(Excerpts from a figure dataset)

———

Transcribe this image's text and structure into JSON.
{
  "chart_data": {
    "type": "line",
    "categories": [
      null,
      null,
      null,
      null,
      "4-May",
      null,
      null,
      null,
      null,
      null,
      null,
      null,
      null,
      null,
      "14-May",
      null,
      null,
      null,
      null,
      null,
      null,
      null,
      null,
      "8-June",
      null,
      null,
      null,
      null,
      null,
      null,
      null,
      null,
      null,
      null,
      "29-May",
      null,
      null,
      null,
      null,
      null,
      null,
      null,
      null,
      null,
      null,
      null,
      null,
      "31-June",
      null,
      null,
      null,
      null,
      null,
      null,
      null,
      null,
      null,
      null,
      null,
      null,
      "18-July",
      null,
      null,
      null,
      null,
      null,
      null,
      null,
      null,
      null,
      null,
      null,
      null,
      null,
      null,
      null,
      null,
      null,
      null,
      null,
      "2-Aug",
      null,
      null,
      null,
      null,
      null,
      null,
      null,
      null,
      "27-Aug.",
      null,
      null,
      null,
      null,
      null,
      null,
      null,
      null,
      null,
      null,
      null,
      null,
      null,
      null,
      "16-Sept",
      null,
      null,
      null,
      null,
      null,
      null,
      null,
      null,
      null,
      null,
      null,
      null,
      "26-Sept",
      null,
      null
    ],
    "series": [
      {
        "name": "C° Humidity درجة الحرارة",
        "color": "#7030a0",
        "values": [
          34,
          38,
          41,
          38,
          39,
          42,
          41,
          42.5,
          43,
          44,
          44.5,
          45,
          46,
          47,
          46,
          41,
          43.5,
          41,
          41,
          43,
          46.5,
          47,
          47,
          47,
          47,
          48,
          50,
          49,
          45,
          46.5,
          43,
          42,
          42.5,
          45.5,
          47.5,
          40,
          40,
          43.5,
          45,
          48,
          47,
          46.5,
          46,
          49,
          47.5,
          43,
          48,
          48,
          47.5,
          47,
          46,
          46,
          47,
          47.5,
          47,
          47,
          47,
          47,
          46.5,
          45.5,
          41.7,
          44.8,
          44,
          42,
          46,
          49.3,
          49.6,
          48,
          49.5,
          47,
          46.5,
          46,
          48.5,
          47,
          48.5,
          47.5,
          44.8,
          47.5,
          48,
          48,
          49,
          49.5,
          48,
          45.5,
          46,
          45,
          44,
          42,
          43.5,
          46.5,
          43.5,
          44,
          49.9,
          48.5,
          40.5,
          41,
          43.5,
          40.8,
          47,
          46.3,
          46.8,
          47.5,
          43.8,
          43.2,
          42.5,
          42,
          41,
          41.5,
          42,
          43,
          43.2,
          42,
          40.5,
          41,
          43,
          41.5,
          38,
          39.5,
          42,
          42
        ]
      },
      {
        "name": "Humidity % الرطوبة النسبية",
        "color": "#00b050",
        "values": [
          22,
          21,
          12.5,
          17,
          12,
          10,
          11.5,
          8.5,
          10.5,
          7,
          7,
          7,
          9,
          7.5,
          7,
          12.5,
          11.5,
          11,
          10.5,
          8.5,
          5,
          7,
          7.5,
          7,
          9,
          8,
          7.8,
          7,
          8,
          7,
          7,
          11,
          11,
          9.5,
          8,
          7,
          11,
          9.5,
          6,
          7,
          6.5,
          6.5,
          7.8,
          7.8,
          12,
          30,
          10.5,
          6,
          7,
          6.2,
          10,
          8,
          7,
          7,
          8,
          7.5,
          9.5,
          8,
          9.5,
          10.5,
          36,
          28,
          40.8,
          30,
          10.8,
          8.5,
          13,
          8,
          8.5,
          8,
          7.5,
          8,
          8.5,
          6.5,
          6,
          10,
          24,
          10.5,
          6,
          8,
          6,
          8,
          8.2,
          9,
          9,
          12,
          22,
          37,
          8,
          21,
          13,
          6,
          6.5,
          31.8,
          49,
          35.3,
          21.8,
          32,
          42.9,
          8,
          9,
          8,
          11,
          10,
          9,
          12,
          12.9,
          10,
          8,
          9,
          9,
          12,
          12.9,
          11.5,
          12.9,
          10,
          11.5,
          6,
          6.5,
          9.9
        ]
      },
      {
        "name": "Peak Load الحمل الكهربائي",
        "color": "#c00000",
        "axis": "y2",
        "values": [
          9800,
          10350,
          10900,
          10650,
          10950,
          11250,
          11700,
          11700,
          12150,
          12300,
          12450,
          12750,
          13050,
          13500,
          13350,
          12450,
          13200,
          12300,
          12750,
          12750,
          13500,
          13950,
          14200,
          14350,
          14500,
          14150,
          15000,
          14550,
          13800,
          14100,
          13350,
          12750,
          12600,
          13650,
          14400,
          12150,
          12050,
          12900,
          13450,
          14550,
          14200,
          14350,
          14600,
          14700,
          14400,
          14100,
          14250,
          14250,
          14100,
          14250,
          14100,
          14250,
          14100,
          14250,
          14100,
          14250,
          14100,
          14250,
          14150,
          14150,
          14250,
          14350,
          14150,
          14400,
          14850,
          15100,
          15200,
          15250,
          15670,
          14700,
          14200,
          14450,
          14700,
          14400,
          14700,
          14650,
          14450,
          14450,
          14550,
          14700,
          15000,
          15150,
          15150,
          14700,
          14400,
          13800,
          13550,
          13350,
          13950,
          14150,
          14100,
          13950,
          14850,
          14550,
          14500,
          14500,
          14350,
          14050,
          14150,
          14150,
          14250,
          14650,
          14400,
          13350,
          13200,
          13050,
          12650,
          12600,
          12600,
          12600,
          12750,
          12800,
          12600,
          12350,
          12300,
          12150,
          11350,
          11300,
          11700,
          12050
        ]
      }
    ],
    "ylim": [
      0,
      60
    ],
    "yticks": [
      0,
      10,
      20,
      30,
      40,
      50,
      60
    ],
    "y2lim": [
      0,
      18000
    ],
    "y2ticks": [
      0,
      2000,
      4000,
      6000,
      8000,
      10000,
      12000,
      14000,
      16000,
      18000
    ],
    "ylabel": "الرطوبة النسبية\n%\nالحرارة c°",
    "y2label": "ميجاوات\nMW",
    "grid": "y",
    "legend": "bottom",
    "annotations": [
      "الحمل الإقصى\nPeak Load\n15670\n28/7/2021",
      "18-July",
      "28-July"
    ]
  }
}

———

◆ **WRITTEN INSTRUCTION**: Restate the whole listing exactly, leaving out nothing.

◆ **THE REPLY**:
Transcribe this image's text and structure into JSON.
{
  "chart_data": {
    "type": "line",
    "categories": [
      null,
      null,
      null,
      null,
      "4-May",
      null,
      null,
      null,
      null,
      null,
      null,
      null,
      null,
      null,
      "14-May",
      null,
      null,
      null,
      null,
      null,
      null,
      null,
      null,
      "8-June",
      null,
      null,
      null,
      null,
      null,
      null,
      null,
      null,
      null,
      null,
      "29-May",
      null,
      null,
      null,
      null,
      null,
      null,
      null,
      null,
      null,
      null,
      null,
      null,
      "31-June",
      null,
      null,
      null,
      null,
      null,
      null,
      null,
      null,
      null,
      null,
      null,
      null,
      "18-July",
      null,
      null,
      null,
      null,
      null,
      null,
      null,
      null,
      null,
      null,
      null,
      null,
      null,
      null,
      null,
      null,
      null,
      null,
      null,
      "2-Aug",
      null,
      null,
      null,
      null,
      null,
      null,
      null,
      null,
      "27-Aug.",
      null,
      null,
      null,
      null,
      null,
      null,
      null,
      null,
      null,
      null,
      null,
      null,
      null,
      null,
      "16-Sept",
      null,
      null,
      null,
      null,
      null,
      null,
      null,
      null,
      null,
      null,
      null,
      null,
      "26-Sept",
      null,
      null
    ],
    "series": [
      {
        "name": "C° Humidity درجة الحرارة",
        "color": "#7030a0",
        "values": [
          34,
          38,
          41,
          38,
          39,
          42,
          41,
          42.5,
          43,
          44,
          44.5,
          45,
          46,
          47,
          46,
          41,
          43.5,
          41,
          41,
          43,
          46.5,
          47,
          47,
          47,
          47,
          48,
          50,
          49,
          45,
          46.5,
          43,
          42,
          42.5,
          45.5,
          47.5,
          40,
          40,
          43.5,
          45,
          48,
          47,
          46.5,
          46,
          49,
          47.5,
          43,
          48,
          48,
          47.5,
          47,
          46,
          46,
          47,
          47.5,
          47,
          47,
          47,
          47,
          46.5,
          45.5,
          41.7,
          44.8,
          44,
          42,
          46,
          49.3,
          49.6,
          48,
          49.5,
          47,
          46.5,
          46,
          48.5,
          47,
          48.5,
          47.5,
          44.8,
          47.5,
          48,
          48,
          49,
          49.5,
          48,
          45.5,
          46,
          45,
          44,
          42,
          43.5,
          46.5,
          43.5,
          44,
          49.9,
          48.5,
          40.5,
          41,
          43.5,
          40.8,
          47,
          46.3,
          46.8,
          47.5,
          43.8,
          43.2,
          42.5,
          42,
          41,
          41.5,
          42,
          43,
          43.2,
          42,
          40.5,
          41,
          43,
          41.5,
          38,
          39.5,
          42,
          42
        ]
      },
      {
        "name": "Humidity % الرطوبة النسبية",
        "color": "#00b050",
        "values": [
          22,
          21,
          12.5,
          17,
          12,
          10,
          11.5,
          8.5,
          10.5,
          7,
          7,
          7,
          9,
          7.5,
          7,
          12.5,
          11.5,
          11,
          10.5,
          8.5,
          5,
          7,
          7.5,
          7,
          9,
          8,
          7.8,
          7,
          8,
          7,
          7,
          11,
          11,
          9.5,
          8,
          7,
          11,
          9.5,
          6,
          7,
          6.5,
          6.5,
          7.8,
          7.8,
          12,
          30,
          10.5,
          6,
          7,
          6.2,
          10,
          8,
          7,
          7,
          8,
          7.5,
          9.5,
          8,
          9.5,
          10.5,
          36,
          28,
          40.8,
          30,
          10.8,
          8.5,
          13,
          8,
          8.5,
          8,
          7.5,
          8,
          8.5,
          6.5,
          6,
          10,
          24,
          10.5,
          6,
          8,
          6,
          8,
          8.2,
          9,
          9,
          12,
          22,
          37,
          8,
          21,
          13,
          6,
          6.5,
          31.8,
          49,
          35.3,
          21.8,
          32,
          42.9,
          8,
          9,
          8,
          11,
          10,
          9,
          12,
          12.9,
          10,
          8,
          9,
          9,
          12,
          12.9,
          11.5,
          12.9,
          10,
          11.5,
          6,
          6.5,
          9.9
        ]
      },
      {
        "name": "Peak Load الحمل الكهربائي",
        "color": "#c00000",
        "axis": "y2",
        "values": [
          9800,
          10350,
          10900,
          10650,
          10950,
          11250,
          11700,
          11700,
          12150,
          12300,
          12450,
          12750,
          13050,
          13500,
          13350,
          12450,
          13200,
          12300,
          12750,
          12750,
          13500,
          13950,
          14200,
          14350,
          14500,
          14150,
          15000,
          14550,
          13800,
          14100,
          13350,
          12750,
          12600,
          13650,
          14400,
          12150,
          12050,
          12900,
          13450,
          14550,
          14200,
          14350,
          14600,
          14700,
          14400,
          14100,
          14250,
          14250,
          14100,
          14250,
          14100,
          14250,
          14100,
          14250,
          14100,
          14250,
          14100,
          14250,
          14150,
          14150,
          14250,
          14350,
          14150,
          14400,
          14850,
          15100,
          15200,
          15250,
          15670,
          14700,
          14200,
          14450,
          14700,
          14400,
          14700,
          14650,
          14450,
          14450,
          14550,
          14700,
          15000,
          15150,
          15150,
          14700,
          14400,
          13800,
          13550,
          13350,
          13950,
          14150,
          14100,
          13950,
          14850,
          14550,
          14500,
          14500,
          14350,
          14050,
          14150,
          14150,
          14250,
          14650,
          14400,
          13350,
          13200,
          13050,
          12650,
          12600,
          12600,
          12600,
          12750,
          12800,
          12600,
          12350,
          12300,
          12150,
          11350,
          11300,
          11700,
          12050
        ]
      }
    ],
    "ylim": [
      0,
      60
    ],
    "yticks": [
      0,
      10,
      20,
      30,
      40,
      50,
      60
    ],
    "y2lim": [
      0,
      18000
    ],
    "y2ticks": [
      0,
      2000,
      4000,
      6000,
      8000,
      10000,
      12000,
      14000,
      16000,
      18000
    ],
    "ylabel": "الرطوبة النسبية\n%\nالحرارة c°",
    "y2label": "ميجاوات\nMW",
    "grid": "y",
    "legend": "bottom",
    "annotations": [
      "الحمل الإقصى\nPeak Load\n15670\n28/7/2021",
      "18-July",
      "28-July"
    ]
  }
}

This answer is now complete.